[Collected data]

§ §

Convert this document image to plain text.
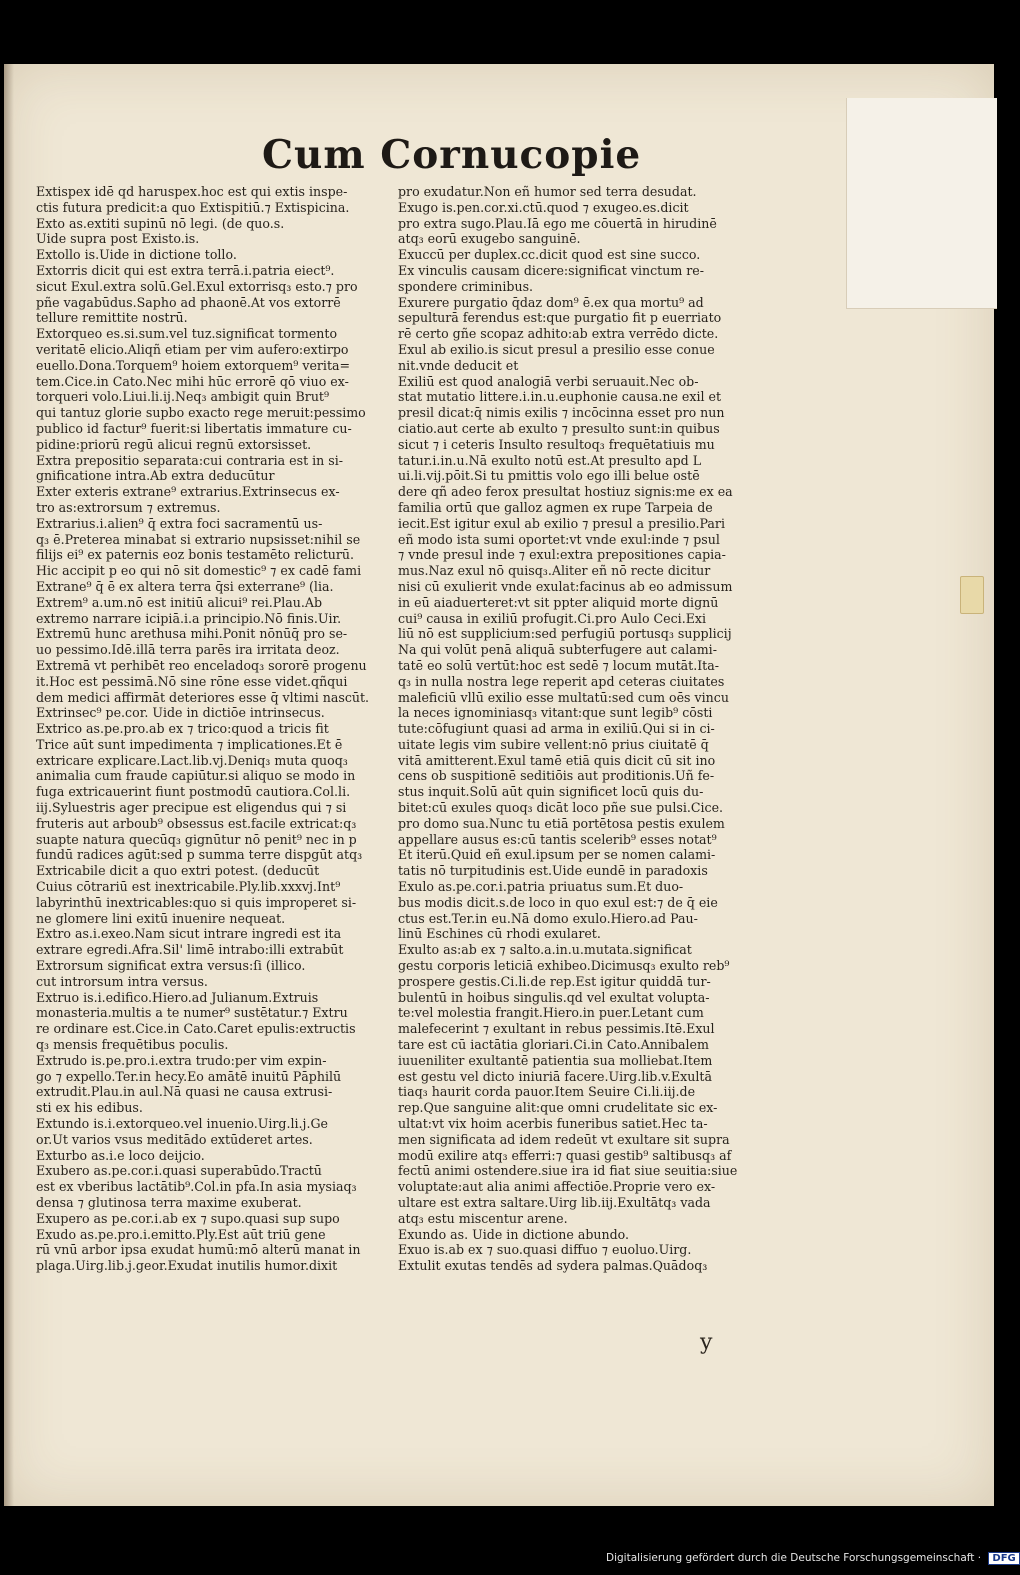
Cum Cornucopie
Extispex idē qd haruspex.hoc est qui extis inspe-
ctis futura predicit:a quo Extispitiū.⁊ Extispicina.
Exto as.extiti supinū nō legi. (de quo.s.
Uide supra post Existo.is.
Extollo is.Uide in dictione tollo.
Extorris dicit qui est extra terrā.i.patria eiect⁹.
sicut Exul.extra solū.Gel.Exul extorrisq₃ esto.⁊ pro
pñe vagabūdus.Sapho ad phaonē.At vos extorrē
tellure remittite nostrū.
Extorqueo es.si.sum.vel tuz.significat tormento
veritatē elicio.Aliqñ etiam per vim aufero:extirpo
euello.Dona.Torquem⁹ hoiem extorquem⁹ verita=
tem.Cice.in Cato.Nec mihi hūc errorē qō viuo ex-
torqueri volo.Liui.li.ij.Neq₃ ambigit quin Brut⁹
qui tantuz glorie supbo exacto rege meruit:pessimo
publico id factur⁹ fuerit:si libertatis immature cu-
pidine:priorū regū alicui regnū extorsisset.
Extra prepositio separata:cui contraria est in si-
gnificatione intra.Ab extra deducūtur
Exter exteris extrane⁹ extrarius.Extrinsecus ex-
tro as:extrorsum ⁊ extremus.
Extrarius.i.alien⁹ q̄ extra foci sacramentū us-
q₃ ē.Preterea minabat si extrario nupsisset:nihil se
filijs ei⁹ ex paternis eoz bonis testamēto relicturū.
Hic accipit p eo qui nō sit domestic⁹ ⁊ ex cadē fami
Extrane⁹ q̄ ē ex altera terra q̄si exterrane⁹ (lia.
Extrem⁹ a.um.nō est initiū alicui⁹ rei.Plau.Ab
extremo narrare icipiā.i.a principio.Nō finis.Uir.
Extremū hunc arethusa mihi.Ponit nōnūq̄ pro se-
uo pessimo.Idē.illā terra parēs ira irritata deoz.
Extremā vt perhibēt reo enceladoq₃ sororē progenu
it.Hoc est pessimā.Nō sine rōne esse videt.qñqui
dem medici affirmāt deteriores esse q̄ vltimi nascūt.
Extrinsec⁹ pe.cor. Uide in dictiōe intrinsecus.
Extrico as.pe.pro.ab ex ⁊ trico:quod a tricis fit
Trice aūt sunt impedimenta ⁊ implicationes.Et ē
extricare explicare.Lact.lib.vj.Deniq₃ muta quoq₃
animalia cum fraude capiūtur.si aliquo se modo in
fuga extricauerint fiunt postmodū cautiora.Col.li.
iij.Syluestris ager precipue est eligendus qui ⁊ si
fruteris aut arboub⁹ obsessus est.facile extricat:q₃
suapte natura quecūq₃ gignūtur nō penit⁹ nec in p
fundū radices agūt:sed p summa terre dispgūt atq₃
Extricabile dicit a quo extri potest. (deducūt
Cuius cōtrariū est inextricabile.Ply.lib.xxxvj.Int⁹
labyrinthū inextricables:quo si quis improperet si-
ne glomere lini exitū inuenire nequeat.
Extro as.i.exeo.Nam sicut intrare ingredi est ita
extrare egredi.Afra.Sil' limē intrabo:illi extrabūt
Extrorsum significat extra versus:ſi (illico.
cut introrsum intra versus.
Extruo is.i.edifico.Hiero.ad Julianum.Extruis
monasteria.multis a te numer⁹ sustētatur.⁊ Extru
re ordinare est.Cice.in Cato.Caret epulis:extructis
q₃ mensis frequētibus poculis.
Extrudo is.pe.pro.i.extra trudo:per vim expin-
go ⁊ expello.Ter.in hecy.Eo amātē inuitū Pāphilū
extrudit.Plau.in aul.Nā quasi ne causa extrusi-
sti ex his edibus.
Extundo is.i.extorqueo.vel inuenio.Uirg.li.j.Ge
or.Ut varios vsus meditādo extūderet artes.
Exturbo as.i.e loco deijcio.
Exubero as.pe.cor.i.quasi superabūdo.Tractū
est ex vberibus lactātib⁹.Col.in pfa.In asia mysiaq₃
densa ⁊ glutinosa terra maxime exuberat.
Exupero as pe.cor.i.ab ex ⁊ supo.quasi sup supo
Exudo as.pe.pro.i.emitto.Ply.Est aūt triū gene
rū vnū arbor ipsa exudat humū:mō alterū manat in
plaga.Uirg.lib.j.geor.Exudat inutilis humor.dixit
pro exudatur.Non eñ humor sed terra desudat.
Exugo is.pen.cor.xi.ctū.quod ⁊ exugeo.es.dicit
pro extra sugo.Plau.Iā ego me cōuertā in hirudinē
atq₃ eorū exugebo sanguinē.
Exuccū per duplex.cc.dicit quod est sine succo.
Ex vinculis causam dicere:significat vinctum re-
spondere criminibus.
Exurere purgatio q̄daz dom⁹ ē.ex qua mortu⁹ ad
sepulturā ferendus est:que purgatio fit p euerriato
rē certo gñe scopaz adhito:ab extra verrēdo dicte.
Exul ab exilio.is sicut presul a presilio esse conue
nit.vnde deducit et
Exiliū est quod analogiā verbi seruauit.Nec ob-
stat mutatio littere.i.in.u.euphonie causa.ne exil et
presil dicat:q̄ nimis exilis ⁊ incōcinna esset pro nun
ciatio.aut certe ab exulto ⁊ presulto sunt:in quibus
sicut ⁊ i ceteris Insulto resultoq₃ frequētatiuis mu
tatur.i.in.u.Nā exulto notū est.At presulto apd L
ui.li.vij.pōit.Si tu pmittis volo ego illi belue ostē
dere qñ adeo ferox presultat hostiuz signis:me ex ea
familia ortū que galloz agmen ex rupe Tarpeia de
iecit.Est igitur exul ab exilio ⁊ presul a presilio.Pari
eñ modo ista sumi oportet:vt vnde exul:inde ⁊ psul
⁊ vnde presul inde ⁊ exul:extra prepositiones capia-
mus.Naz exul nō quisq₃.Aliter eñ nō recte dicitur
nisi cū exulierit vnde exulat:facinus ab eo admissum
in eū aiaduerteret:vt sit ppter aliquid morte dignū
cui⁹ causa in exiliū profugit.Ci.pro Aulo Ceci.Exi
liū nō est supplicium:sed perfugiū portusq₃ supplicij
Na qui volūt penā aliquā subterfugere aut calami-
tatē eo solū vertūt:hoc est sedē ⁊ locum mutāt.Ita-
q₃ in nulla nostra lege reperit apd ceteras ciuitates
maleficiū vllū exilio esse multatū:sed cum oēs vincu
la neces ignominiasq₃ vitant:que sunt legib⁹ cōsti
tute:cōfugiunt quasi ad arma in exiliū.Qui si in ci-
uitate legis vim subire vellent:nō prius ciuitatē q̄
vitā amitterent.Exul tamē etiā quis dicit cū sit ino
cens ob suspitionē seditiōis aut proditionis.Uñ fe-
stus inquit.Solū aūt quin significet locū quis du-
bitet:cū exules quoq₃ dicāt loco pñe sue pulsi.Cice.
pro domo sua.Nunc tu etiā portētosa pestis exulem
appellare ausus es:cū tantis scelerib⁹ esses notat⁹
Et iterū.Quid eñ exul.ipsum per se nomen calami-
tatis nō turpitudinis est.Uide eundē in paradoxis
Exulo as.pe.cor.i.patria priuatus sum.Et duo-
bus modis dicit.s.de loco in quo exul est:⁊ de q̄ eie
ctus est.Ter.in eu.Nā domo exulo.Hiero.ad Pau-
linū Eschines cū rhodi exularet.
Exulto as:ab ex ⁊ salto.a.in.u.mutata.significat
gestu corporis leticiā exhibeo.Dicimusq₃ exulto reb⁹
prospere gestis.Ci.li.de rep.Est igitur quiddā tur-
bulentū in hoibus singulis.qd vel exultat volupta-
te:vel molestia frangit.Hiero.in puer.Letant cum
malefecerint ⁊ exultant in rebus pessimis.Itē.Exul
tare est cū iactātia gloriari.Ci.in Cato.Annibalem
iuueniliter exultantē patientia sua molliebat.Item
est gestu vel dicto iniuriā facere.Uirg.lib.v.Exultā
tiaq₃ haurit corda pauor.Item Seuire Ci.li.iij.de
rep.Que sanguine alit:que omni crudelitate sic ex-
ultat:vt vix hoim acerbis funeribus satiet.Hec ta-
men significata ad idem redeūt vt exultare sit supra
modū exilire atq₃ efferri:⁊ quasi gestib⁹ saltibusq₃ af
fectū animi ostendere.siue ira id fiat siue seuitia:siue
voluptate:aut alia animi affectiōe.Proprie vero ex-
ultare est extra saltare.Uirg lib.iij.Exultātq₃ vada
atq₃ estu miscentur arene.
Exundo as. Uide in dictione abundo.
Exuo is.ab ex ⁊ suo.quasi diffuo ⁊ euoluo.Uirg.
Extulit exutas tendēs ad sydera palmas.Quādoq₃
y
Digitalisierung gefördert durch die Deutsche Forschungsgemeinschaft · DFG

§ §

*YOUR OBJECTIVE*. Show every line from the entries above in which the word "terra" appears.

*WORKED ANSWER*.
Extrane⁹ q̄ ē ex altera terra q̄si exterrane⁹ (lia.
uo pessimo.Idē.illā terra parēs ira irritata deoz.
densa ⁊ glutinosa terra maxime exuberat.
pro exudatur.Non eñ humor sed terra desudat.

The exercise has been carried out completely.